** START OF Supplied data **

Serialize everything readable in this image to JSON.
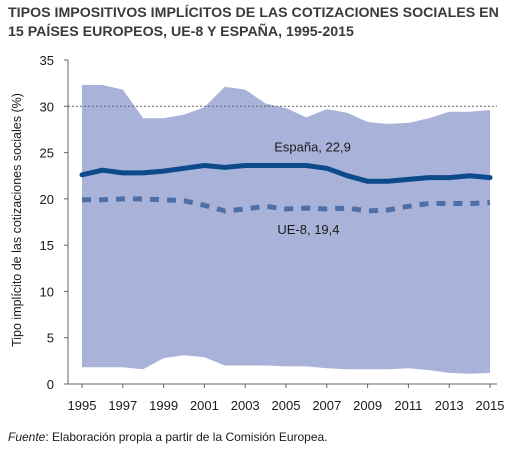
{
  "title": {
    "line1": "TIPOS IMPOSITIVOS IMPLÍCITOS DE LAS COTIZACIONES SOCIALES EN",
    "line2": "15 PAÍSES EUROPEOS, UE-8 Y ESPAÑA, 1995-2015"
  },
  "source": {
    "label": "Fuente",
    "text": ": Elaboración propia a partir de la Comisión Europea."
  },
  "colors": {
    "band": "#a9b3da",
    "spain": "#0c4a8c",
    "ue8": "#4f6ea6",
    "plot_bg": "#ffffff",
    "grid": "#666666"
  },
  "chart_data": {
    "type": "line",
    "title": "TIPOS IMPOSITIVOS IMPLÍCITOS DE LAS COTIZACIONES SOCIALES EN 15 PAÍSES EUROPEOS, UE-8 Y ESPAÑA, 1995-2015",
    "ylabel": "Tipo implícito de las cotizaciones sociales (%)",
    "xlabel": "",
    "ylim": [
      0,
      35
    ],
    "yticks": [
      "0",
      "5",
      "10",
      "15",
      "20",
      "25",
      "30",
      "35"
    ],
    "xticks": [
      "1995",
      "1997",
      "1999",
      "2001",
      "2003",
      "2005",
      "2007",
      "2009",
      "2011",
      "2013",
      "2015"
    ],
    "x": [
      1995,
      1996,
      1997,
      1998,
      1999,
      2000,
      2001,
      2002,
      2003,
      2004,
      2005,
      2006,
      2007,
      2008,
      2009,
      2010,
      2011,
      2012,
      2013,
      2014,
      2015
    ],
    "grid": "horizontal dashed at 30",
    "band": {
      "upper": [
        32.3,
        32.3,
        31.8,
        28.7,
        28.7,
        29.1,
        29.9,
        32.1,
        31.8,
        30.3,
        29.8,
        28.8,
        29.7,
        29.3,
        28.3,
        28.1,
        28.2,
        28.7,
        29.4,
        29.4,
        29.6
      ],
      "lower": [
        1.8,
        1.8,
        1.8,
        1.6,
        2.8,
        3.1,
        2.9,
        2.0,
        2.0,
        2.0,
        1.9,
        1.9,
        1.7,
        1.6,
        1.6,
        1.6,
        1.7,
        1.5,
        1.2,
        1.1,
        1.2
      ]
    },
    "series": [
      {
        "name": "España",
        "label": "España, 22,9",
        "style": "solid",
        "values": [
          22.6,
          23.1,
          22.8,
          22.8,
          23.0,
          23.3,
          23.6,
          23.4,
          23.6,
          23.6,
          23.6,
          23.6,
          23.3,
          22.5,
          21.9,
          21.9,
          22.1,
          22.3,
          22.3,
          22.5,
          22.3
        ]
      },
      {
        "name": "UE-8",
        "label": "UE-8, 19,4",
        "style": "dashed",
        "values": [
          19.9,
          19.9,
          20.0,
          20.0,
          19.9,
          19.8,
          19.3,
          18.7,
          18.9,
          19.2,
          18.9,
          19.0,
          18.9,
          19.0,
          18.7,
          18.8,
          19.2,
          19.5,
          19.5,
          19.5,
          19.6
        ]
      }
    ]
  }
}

** END OF Supplied data **
** START OF Supplied data **

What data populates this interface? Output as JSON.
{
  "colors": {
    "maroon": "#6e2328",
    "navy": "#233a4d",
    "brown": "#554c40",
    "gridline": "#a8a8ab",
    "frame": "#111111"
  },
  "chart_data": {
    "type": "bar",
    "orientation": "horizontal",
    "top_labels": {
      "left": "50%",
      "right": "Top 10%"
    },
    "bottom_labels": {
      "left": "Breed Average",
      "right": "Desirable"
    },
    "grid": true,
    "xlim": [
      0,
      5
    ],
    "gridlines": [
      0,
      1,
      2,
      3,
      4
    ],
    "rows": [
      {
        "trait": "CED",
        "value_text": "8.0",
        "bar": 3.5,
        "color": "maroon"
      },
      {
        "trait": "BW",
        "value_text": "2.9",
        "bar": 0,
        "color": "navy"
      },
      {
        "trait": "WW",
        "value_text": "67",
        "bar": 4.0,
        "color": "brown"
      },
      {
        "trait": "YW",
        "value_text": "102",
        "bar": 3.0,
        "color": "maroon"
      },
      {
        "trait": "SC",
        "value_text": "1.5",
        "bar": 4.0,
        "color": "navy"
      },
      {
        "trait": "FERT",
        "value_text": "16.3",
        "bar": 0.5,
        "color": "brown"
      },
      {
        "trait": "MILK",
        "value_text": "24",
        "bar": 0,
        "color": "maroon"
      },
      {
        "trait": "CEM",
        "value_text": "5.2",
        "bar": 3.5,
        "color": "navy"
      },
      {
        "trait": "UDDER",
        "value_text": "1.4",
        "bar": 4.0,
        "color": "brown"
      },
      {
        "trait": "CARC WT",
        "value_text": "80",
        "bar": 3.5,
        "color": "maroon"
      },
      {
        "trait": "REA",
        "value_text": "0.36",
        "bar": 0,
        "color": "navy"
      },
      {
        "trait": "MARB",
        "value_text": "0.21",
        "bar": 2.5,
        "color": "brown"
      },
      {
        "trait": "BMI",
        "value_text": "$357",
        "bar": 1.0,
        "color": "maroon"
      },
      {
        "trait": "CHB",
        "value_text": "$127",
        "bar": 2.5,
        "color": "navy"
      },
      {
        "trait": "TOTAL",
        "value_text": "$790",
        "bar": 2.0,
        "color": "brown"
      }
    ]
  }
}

** END OF Supplied data **

**Aim of the exercise**
Search the data for "PAÍSES" and list every line in which it occurs.

**Result below**
    "line2": "15 PAÍSES EUROPEOS, UE-8 Y ESPAÑA, 1995-2015"
    "title": "TIPOS IMPOSITIVOS IMPLÍCITOS DE LAS COTIZACIONES SOCIALES EN 15 PAÍSES EUROPEOS, UE-8 Y ESPAÑA, 1995-2015",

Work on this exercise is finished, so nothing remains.